### PROBLEM DESCRIPTION
Output the material exactly, but drop every image it holds.

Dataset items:
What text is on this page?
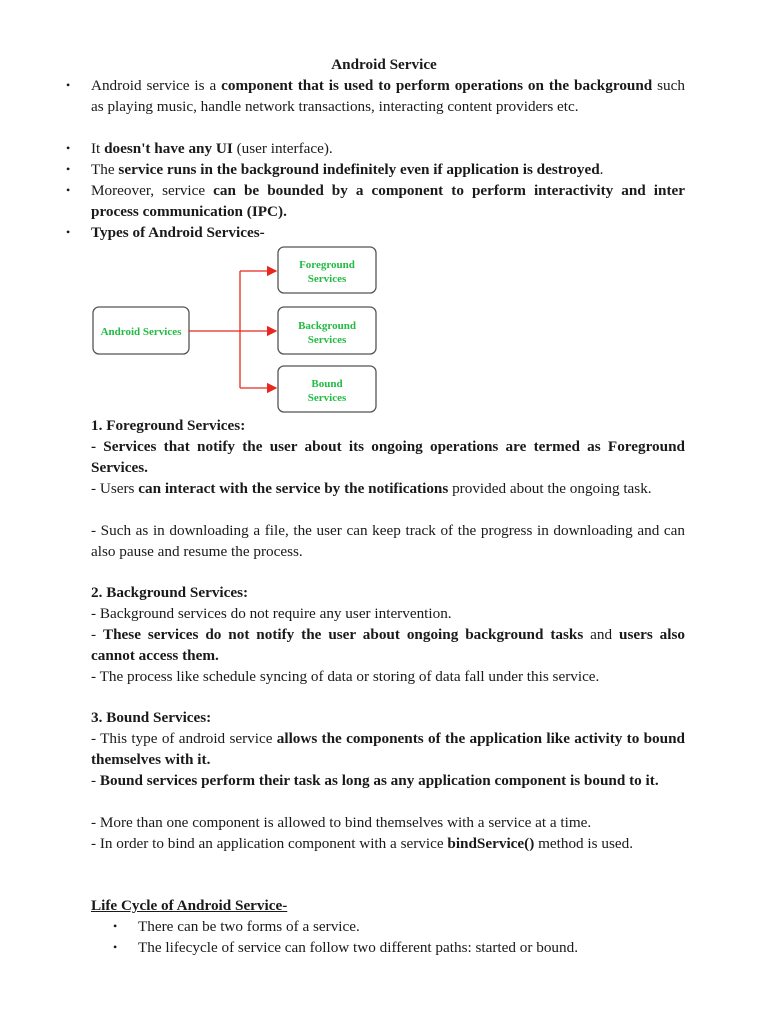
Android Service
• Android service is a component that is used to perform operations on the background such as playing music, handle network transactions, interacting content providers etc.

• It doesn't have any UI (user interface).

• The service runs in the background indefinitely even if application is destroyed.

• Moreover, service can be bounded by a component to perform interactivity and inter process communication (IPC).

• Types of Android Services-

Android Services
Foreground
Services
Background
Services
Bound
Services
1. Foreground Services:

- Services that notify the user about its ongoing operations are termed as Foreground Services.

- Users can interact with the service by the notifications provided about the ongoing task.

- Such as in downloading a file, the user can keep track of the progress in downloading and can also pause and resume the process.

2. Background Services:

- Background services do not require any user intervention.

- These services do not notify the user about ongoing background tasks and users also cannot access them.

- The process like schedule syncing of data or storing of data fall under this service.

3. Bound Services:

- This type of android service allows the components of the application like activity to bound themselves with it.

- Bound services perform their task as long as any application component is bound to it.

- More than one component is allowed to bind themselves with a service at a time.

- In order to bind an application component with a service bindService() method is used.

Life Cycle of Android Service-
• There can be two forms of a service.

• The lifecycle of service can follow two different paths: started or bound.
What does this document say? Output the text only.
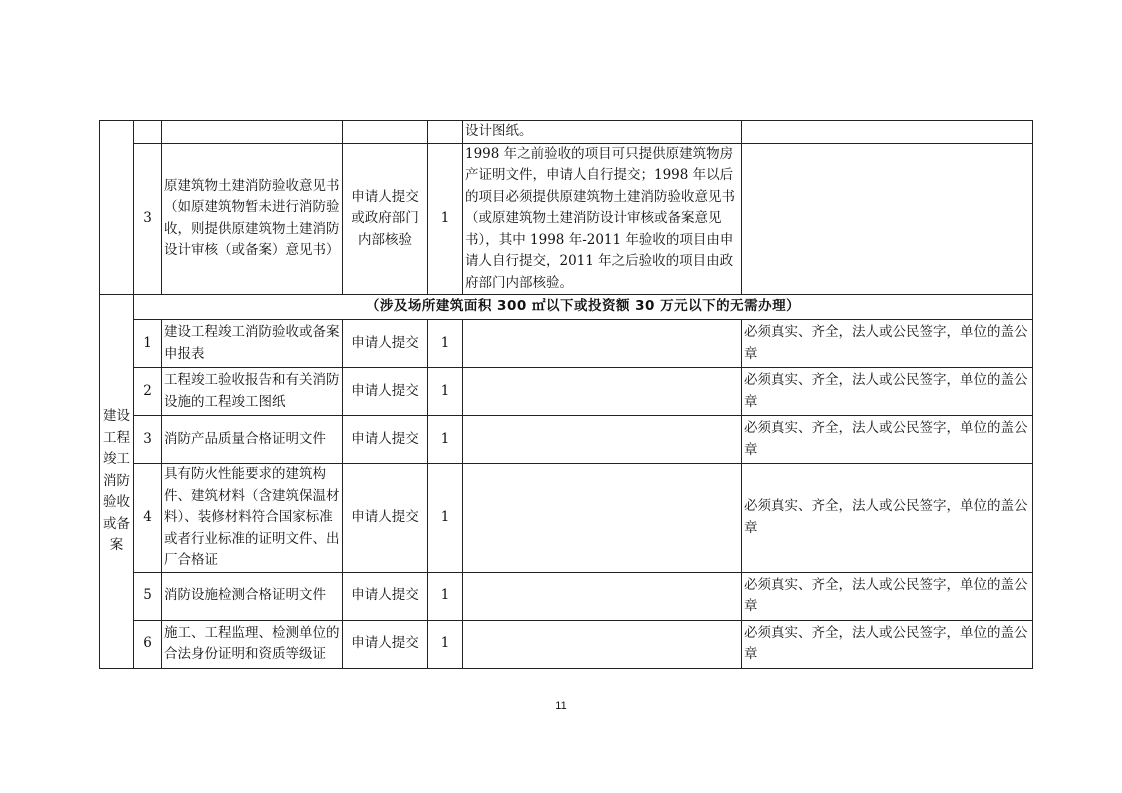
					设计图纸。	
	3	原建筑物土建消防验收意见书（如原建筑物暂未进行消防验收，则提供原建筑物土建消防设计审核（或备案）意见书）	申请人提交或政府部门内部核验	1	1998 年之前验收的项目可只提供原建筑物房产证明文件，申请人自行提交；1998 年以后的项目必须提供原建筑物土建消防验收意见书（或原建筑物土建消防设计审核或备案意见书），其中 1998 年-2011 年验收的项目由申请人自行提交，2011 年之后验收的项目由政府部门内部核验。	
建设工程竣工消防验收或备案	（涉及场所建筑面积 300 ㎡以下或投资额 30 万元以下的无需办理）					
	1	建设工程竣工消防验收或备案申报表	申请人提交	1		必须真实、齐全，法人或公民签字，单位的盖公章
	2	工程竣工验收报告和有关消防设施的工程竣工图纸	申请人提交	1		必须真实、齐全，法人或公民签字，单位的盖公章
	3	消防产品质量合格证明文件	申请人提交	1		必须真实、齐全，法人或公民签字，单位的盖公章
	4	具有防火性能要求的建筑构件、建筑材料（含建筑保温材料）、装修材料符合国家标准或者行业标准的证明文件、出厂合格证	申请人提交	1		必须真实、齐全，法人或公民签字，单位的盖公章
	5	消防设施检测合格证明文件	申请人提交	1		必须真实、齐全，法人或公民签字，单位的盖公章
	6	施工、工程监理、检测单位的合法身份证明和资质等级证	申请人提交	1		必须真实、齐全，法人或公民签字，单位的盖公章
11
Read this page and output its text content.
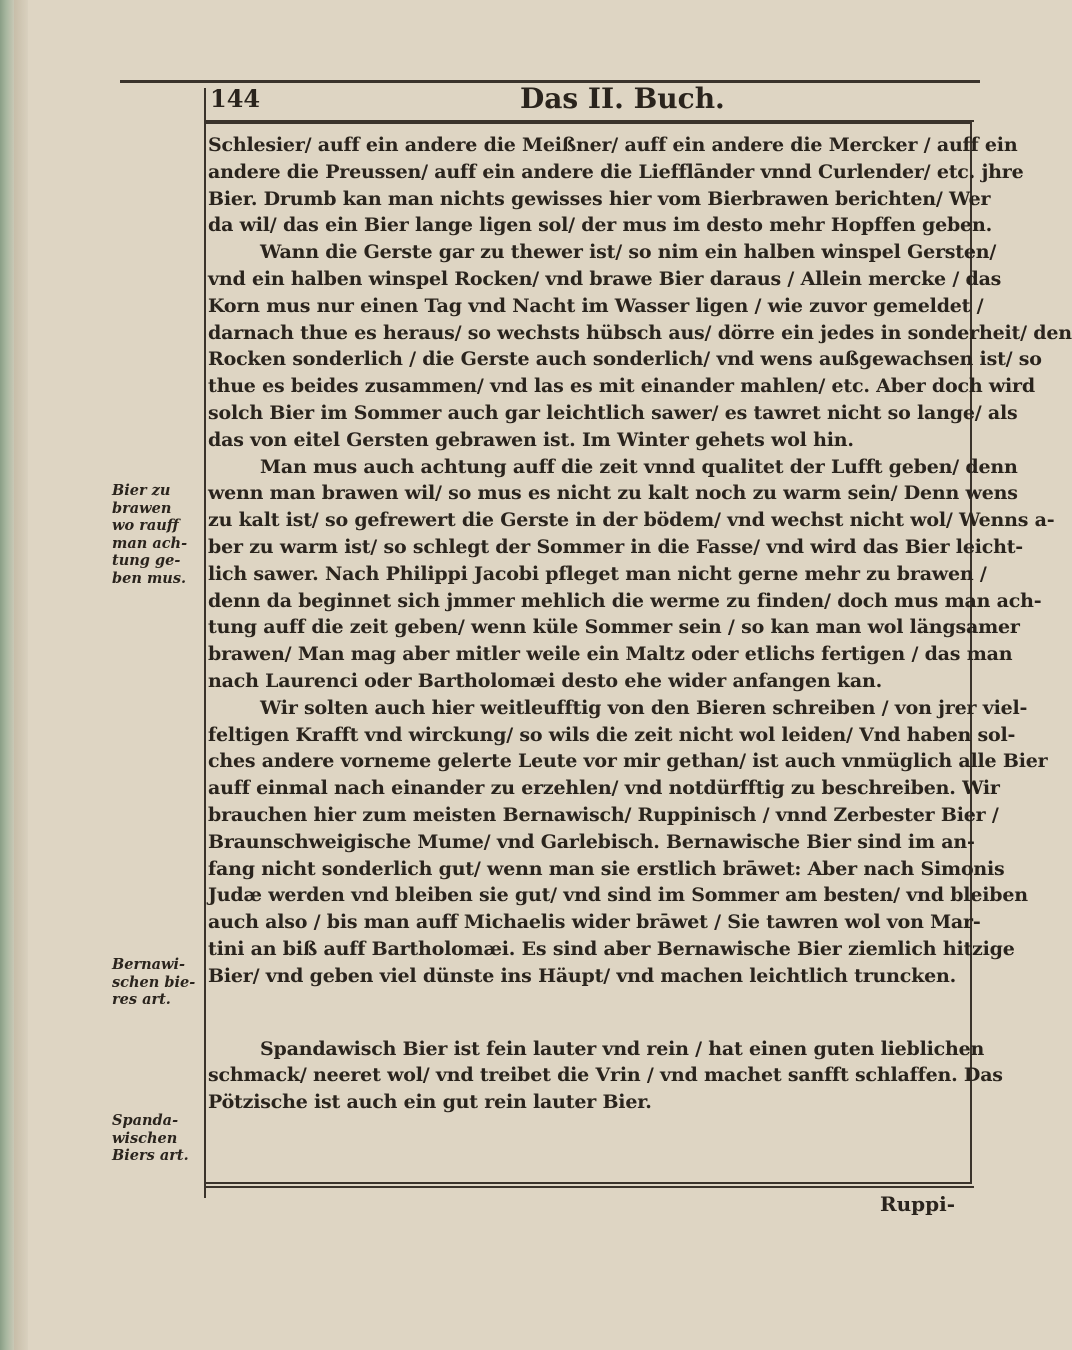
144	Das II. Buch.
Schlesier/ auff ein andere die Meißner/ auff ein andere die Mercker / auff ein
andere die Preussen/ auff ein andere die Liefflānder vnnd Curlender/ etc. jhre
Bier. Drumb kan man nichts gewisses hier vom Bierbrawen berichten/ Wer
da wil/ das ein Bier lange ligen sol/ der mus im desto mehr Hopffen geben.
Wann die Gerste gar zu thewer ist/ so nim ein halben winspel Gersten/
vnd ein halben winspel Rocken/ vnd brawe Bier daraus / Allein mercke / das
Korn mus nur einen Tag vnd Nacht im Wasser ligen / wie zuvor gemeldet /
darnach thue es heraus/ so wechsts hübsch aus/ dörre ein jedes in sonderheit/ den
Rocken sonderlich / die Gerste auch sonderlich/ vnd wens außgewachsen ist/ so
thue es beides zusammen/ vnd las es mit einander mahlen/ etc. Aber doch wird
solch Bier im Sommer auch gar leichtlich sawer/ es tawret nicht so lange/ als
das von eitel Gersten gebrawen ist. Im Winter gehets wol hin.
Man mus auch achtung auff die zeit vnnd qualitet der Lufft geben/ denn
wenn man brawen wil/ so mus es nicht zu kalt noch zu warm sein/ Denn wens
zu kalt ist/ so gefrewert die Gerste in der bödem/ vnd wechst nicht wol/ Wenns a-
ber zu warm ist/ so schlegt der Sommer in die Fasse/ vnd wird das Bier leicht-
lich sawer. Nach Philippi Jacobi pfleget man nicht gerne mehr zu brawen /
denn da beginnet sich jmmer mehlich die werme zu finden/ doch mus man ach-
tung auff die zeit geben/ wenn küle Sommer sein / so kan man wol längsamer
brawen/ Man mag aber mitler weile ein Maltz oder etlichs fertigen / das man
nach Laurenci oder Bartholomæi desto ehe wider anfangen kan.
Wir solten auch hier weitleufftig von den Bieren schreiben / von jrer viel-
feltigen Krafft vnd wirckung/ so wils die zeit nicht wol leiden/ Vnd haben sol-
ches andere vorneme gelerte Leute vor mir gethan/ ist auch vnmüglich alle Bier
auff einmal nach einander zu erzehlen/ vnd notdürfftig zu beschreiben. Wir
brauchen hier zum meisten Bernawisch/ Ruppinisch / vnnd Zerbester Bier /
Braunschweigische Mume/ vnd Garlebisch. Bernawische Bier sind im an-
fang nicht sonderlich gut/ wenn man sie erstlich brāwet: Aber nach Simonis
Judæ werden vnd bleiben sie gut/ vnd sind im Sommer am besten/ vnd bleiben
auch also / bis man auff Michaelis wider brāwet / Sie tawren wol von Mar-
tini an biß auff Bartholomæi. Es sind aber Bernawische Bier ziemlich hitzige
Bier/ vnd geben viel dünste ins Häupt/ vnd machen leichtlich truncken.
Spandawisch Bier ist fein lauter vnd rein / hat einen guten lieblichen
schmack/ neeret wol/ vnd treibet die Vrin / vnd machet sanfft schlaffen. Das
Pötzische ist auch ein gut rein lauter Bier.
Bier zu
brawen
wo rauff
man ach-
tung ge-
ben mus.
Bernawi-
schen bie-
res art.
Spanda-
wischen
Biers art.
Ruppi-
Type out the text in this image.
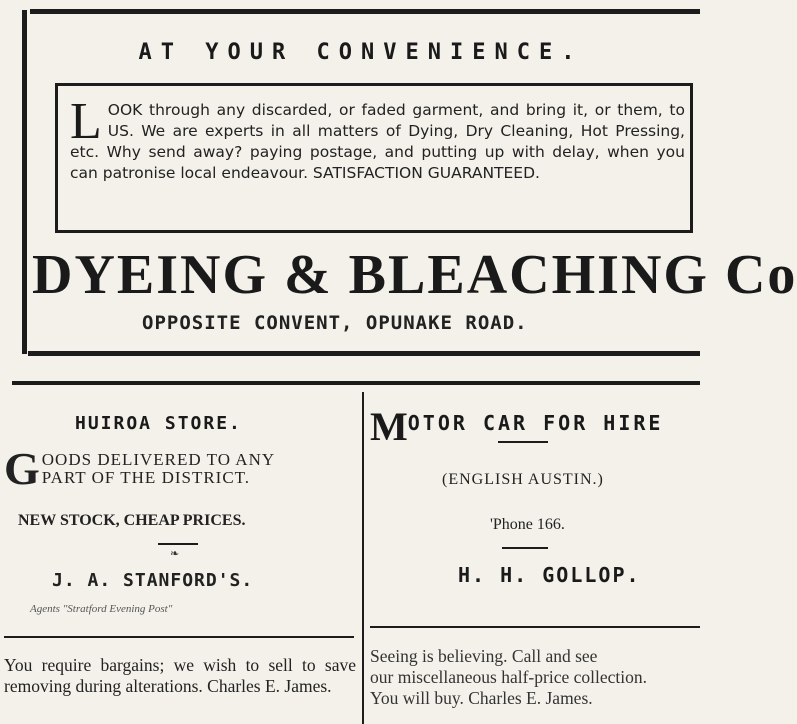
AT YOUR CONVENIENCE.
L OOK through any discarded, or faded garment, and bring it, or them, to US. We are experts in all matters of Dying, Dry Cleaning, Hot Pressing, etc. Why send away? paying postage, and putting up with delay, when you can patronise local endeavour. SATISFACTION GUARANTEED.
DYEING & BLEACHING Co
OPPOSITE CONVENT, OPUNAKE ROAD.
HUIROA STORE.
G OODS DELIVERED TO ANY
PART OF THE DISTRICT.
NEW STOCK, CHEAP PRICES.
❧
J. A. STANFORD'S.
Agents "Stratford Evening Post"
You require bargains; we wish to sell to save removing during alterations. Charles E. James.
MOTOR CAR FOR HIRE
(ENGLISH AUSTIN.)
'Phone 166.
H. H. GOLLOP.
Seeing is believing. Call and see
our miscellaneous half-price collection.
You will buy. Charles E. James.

### TASK RESPONSE
What text is on this page?
Android Service
• Android service is a component that is used to perform operations on the background such as playing music, handle network transactions, interacting content providers etc.

• It doesn't have any UI (user interface).

• The service runs in the background indefinitely even if application is destroyed.

• Moreover, service can be bounded by a component to perform interactivity and inter process communication (IPC).

• Types of Android Services-

Android Services
Foreground
Services
Background
Services
Bound
Services
1. Foreground Services:

- Services that notify the user about its ongoing operations are termed as Foreground Services.

- Users can interact with the service by the notifications provided about the ongoing task.

- Such as in downloading a file, the user can keep track of the progress in downloading and can also pause and resume the process.

2. Background Services:

- Background services do not require any user intervention.

- These services do not notify the user about ongoing background tasks and users also cannot access them.

- The process like schedule syncing of data or storing of data fall under this service.

3. Bound Services:

- This type of android service allows the components of the application like activity to bound themselves with it.

- Bound services perform their task as long as any application component is bound to it.

- More than one component is allowed to bind themselves with a service at a time.

- In order to bind an application component with a service bindService() method is used.

Life Cycle of Android Service-
• There can be two forms of a service.

• The lifecycle of service can follow two different paths: started or bound.
What does this document say? Output the text only.
					设计图纸。	
	3	原建筑物土建消防验收意见书（如原建筑物暂未进行消防验收，则提供原建筑物土建消防设计审核（或备案）意见书）	申请人提交或政府部门内部核验	1	1998 年之前验收的项目可只提供原建筑物房产证明文件，申请人自行提交；1998 年以后的项目必须提供原建筑物土建消防验收意见书（或原建筑物土建消防设计审核或备案意见书），其中 1998 年-2011 年验收的项目由申请人自行提交，2011 年之后验收的项目由政府部门内部核验。	
建设工程竣工消防验收或备案	（涉及场所建筑面积 300 ㎡以下或投资额 30 万元以下的无需办理）					
	1	建设工程竣工消防验收或备案申报表	申请人提交	1		必须真实、齐全，法人或公民签字，单位的盖公章
	2	工程竣工验收报告和有关消防设施的工程竣工图纸	申请人提交	1		必须真实、齐全，法人或公民签字，单位的盖公章
	3	消防产品质量合格证明文件	申请人提交	1		必须真实、齐全，法人或公民签字，单位的盖公章
	4	具有防火性能要求的建筑构件、建筑材料（含建筑保温材料）、装修材料符合国家标准或者行业标准的证明文件、出厂合格证	申请人提交	1		必须真实、齐全，法人或公民签字，单位的盖公章
	5	消防设施检测合格证明文件	申请人提交	1		必须真实、齐全，法人或公民签字，单位的盖公章
	6	施工、工程监理、检测单位的合法身份证明和资质等级证	申请人提交	1		必须真实、齐全，法人或公民签字，单位的盖公章
11
Read this page and output its text content.
144	Das II. Buch.
Schlesier/ auff ein andere die Meißner/ auff ein andere die Mercker / auff ein
andere die Preussen/ auff ein andere die Liefflānder vnnd Curlender/ etc. jhre
Bier. Drumb kan man nichts gewisses hier vom Bierbrawen berichten/ Wer
da wil/ das ein Bier lange ligen sol/ der mus im desto mehr Hopffen geben.
Wann die Gerste gar zu thewer ist/ so nim ein halben winspel Gersten/
vnd ein halben winspel Rocken/ vnd brawe Bier daraus / Allein mercke / das
Korn mus nur einen Tag vnd Nacht im Wasser ligen / wie zuvor gemeldet /
darnach thue es heraus/ so wechsts hübsch aus/ dörre ein jedes in sonderheit/ den
Rocken sonderlich / die Gerste auch sonderlich/ vnd wens außgewachsen ist/ so
thue es beides zusammen/ vnd las es mit einander mahlen/ etc. Aber doch wird
solch Bier im Sommer auch gar leichtlich sawer/ es tawret nicht so lange/ als
das von eitel Gersten gebrawen ist. Im Winter gehets wol hin.
Man mus auch achtung auff die zeit vnnd qualitet der Lufft geben/ denn
wenn man brawen wil/ so mus es nicht zu kalt noch zu warm sein/ Denn wens
zu kalt ist/ so gefrewert die Gerste in der bödem/ vnd wechst nicht wol/ Wenns a-
ber zu warm ist/ so schlegt der Sommer in die Fasse/ vnd wird das Bier leicht-
lich sawer. Nach Philippi Jacobi pfleget man nicht gerne mehr zu brawen /
denn da beginnet sich jmmer mehlich die werme zu finden/ doch mus man ach-
tung auff die zeit geben/ wenn küle Sommer sein / so kan man wol längsamer
brawen/ Man mag aber mitler weile ein Maltz oder etlichs fertigen / das man
nach Laurenci oder Bartholomæi desto ehe wider anfangen kan.
Wir solten auch hier weitleufftig von den Bieren schreiben / von jrer viel-
feltigen Krafft vnd wirckung/ so wils die zeit nicht wol leiden/ Vnd haben sol-
ches andere vorneme gelerte Leute vor mir gethan/ ist auch vnmüglich alle Bier
auff einmal nach einander zu erzehlen/ vnd notdürfftig zu beschreiben. Wir
brauchen hier zum meisten Bernawisch/ Ruppinisch / vnnd Zerbester Bier /
Braunschweigische Mume/ vnd Garlebisch. Bernawische Bier sind im an-
fang nicht sonderlich gut/ wenn man sie erstlich brāwet: Aber nach Simonis
Judæ werden vnd bleiben sie gut/ vnd sind im Sommer am besten/ vnd bleiben
auch also / bis man auff Michaelis wider brāwet / Sie tawren wol von Mar-
tini an biß auff Bartholomæi. Es sind aber Bernawische Bier ziemlich hitzige
Bier/ vnd geben viel dünste ins Häupt/ vnd machen leichtlich truncken.
Spandawisch Bier ist fein lauter vnd rein / hat einen guten lieblichen
schmack/ neeret wol/ vnd treibet die Vrin / vnd machet sanfft schlaffen. Das
Pötzische ist auch ein gut rein lauter Bier.
Bier zu
brawen
wo rauff
man ach-
tung ge-
ben mus.
Bernawi-
schen bie-
res art.
Spanda-
wischen
Biers art.
Ruppi-
Type out the text in this image.
AT YOUR CONVENIENCE.
L OOK through any discarded, or faded garment, and bring it, or them, to US. We are experts in all matters of Dying, Dry Cleaning, Hot Pressing, etc. Why send away? paying postage, and putting up with delay, when you can patronise local endeavour. SATISFACTION GUARANTEED.
DYEING & BLEACHING Co
OPPOSITE CONVENT, OPUNAKE ROAD.
HUIROA STORE.
G OODS DELIVERED TO ANY
PART OF THE DISTRICT.
NEW STOCK, CHEAP PRICES.
❧
J. A. STANFORD'S.
Agents "Stratford Evening Post"
You require bargains; we wish to sell to save removing during alterations. Charles E. James.
MOTOR CAR FOR HIRE
(ENGLISH AUSTIN.)
'Phone 166.
H. H. GOLLOP.
Seeing is believing. Call and see
our miscellaneous half-price collection.
You will buy. Charles E. James.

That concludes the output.